WHAT YOU ARE ASKED TO DO: Search the entries for the word "spesies" and pull out each line that has it.

* Start RECORDED INFORMATION *

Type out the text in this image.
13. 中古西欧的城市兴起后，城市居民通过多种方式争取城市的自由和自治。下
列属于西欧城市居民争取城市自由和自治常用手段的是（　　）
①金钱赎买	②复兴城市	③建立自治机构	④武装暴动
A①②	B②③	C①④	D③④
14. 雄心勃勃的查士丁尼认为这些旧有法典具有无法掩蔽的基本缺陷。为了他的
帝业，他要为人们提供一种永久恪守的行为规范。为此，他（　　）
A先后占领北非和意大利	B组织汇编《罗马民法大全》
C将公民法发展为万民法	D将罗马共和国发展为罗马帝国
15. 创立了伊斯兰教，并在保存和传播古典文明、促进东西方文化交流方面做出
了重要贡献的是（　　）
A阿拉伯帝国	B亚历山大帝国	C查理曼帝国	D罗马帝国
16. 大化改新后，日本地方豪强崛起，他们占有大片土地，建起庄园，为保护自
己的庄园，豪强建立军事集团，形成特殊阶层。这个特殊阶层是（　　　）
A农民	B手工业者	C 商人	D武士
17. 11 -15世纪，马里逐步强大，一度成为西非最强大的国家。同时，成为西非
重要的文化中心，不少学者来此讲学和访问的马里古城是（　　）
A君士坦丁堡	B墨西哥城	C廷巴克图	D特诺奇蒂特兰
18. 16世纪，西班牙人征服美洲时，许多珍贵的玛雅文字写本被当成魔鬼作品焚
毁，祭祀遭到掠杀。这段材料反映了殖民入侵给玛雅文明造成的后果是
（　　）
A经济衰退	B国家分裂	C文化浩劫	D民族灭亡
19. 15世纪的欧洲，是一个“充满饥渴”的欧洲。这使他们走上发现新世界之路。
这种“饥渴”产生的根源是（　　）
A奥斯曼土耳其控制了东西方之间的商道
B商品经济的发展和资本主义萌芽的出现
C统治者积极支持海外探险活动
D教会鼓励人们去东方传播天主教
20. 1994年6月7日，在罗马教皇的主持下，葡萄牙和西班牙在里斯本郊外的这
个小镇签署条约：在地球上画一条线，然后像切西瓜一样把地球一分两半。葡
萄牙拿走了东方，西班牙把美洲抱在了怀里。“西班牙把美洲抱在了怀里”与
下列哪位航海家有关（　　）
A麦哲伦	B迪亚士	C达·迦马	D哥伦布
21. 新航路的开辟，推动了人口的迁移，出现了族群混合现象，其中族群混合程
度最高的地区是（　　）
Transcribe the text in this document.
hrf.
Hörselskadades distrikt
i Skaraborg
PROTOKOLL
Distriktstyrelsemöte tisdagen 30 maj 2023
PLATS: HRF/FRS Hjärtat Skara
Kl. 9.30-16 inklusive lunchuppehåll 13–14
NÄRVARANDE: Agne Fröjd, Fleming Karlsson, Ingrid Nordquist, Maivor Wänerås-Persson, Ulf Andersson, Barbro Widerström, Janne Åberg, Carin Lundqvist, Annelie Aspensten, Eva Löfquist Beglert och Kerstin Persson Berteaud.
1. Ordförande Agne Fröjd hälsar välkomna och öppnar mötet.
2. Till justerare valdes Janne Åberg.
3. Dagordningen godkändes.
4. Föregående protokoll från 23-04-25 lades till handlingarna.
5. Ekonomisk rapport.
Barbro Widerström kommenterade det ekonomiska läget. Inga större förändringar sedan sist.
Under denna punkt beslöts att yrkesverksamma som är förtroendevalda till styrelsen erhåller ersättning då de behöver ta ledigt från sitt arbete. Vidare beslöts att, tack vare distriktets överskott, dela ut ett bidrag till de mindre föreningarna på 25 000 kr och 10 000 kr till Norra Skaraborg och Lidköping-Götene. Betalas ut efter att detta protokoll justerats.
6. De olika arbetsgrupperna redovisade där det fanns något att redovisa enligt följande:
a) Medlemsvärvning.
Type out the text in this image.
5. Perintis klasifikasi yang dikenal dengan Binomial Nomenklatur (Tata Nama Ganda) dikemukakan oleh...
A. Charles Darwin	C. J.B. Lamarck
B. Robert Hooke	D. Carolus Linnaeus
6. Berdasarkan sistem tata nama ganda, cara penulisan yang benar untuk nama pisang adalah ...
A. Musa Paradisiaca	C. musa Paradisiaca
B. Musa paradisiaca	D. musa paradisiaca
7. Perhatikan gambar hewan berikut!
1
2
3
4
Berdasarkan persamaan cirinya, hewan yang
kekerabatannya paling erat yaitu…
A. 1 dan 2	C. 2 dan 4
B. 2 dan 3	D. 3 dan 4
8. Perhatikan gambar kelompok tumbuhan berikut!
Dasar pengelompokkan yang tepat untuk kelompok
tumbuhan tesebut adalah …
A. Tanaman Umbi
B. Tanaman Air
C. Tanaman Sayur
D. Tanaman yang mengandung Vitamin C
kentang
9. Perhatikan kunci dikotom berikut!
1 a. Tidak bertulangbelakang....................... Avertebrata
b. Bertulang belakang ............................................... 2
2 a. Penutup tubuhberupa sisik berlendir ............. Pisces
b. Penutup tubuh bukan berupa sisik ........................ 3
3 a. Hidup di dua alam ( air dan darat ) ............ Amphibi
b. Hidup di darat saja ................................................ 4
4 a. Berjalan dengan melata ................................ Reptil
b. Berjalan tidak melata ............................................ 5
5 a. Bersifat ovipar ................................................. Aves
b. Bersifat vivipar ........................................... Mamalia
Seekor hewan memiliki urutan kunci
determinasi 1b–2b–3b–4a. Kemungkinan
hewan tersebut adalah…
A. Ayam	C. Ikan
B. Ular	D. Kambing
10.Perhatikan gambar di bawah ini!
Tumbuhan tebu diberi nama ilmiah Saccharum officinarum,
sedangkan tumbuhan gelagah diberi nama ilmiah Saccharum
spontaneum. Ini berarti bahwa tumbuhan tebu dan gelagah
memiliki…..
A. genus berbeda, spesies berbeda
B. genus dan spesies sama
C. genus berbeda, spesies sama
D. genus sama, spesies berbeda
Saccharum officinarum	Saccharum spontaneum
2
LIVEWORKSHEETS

* End RECORDED INFORMATION *

CORRECT OUTPUT:
A. genus berbeda, spesies berbeda
B. genus dan spesies sama
C. genus berbeda, spesies sama
D. genus sama, spesies berbeda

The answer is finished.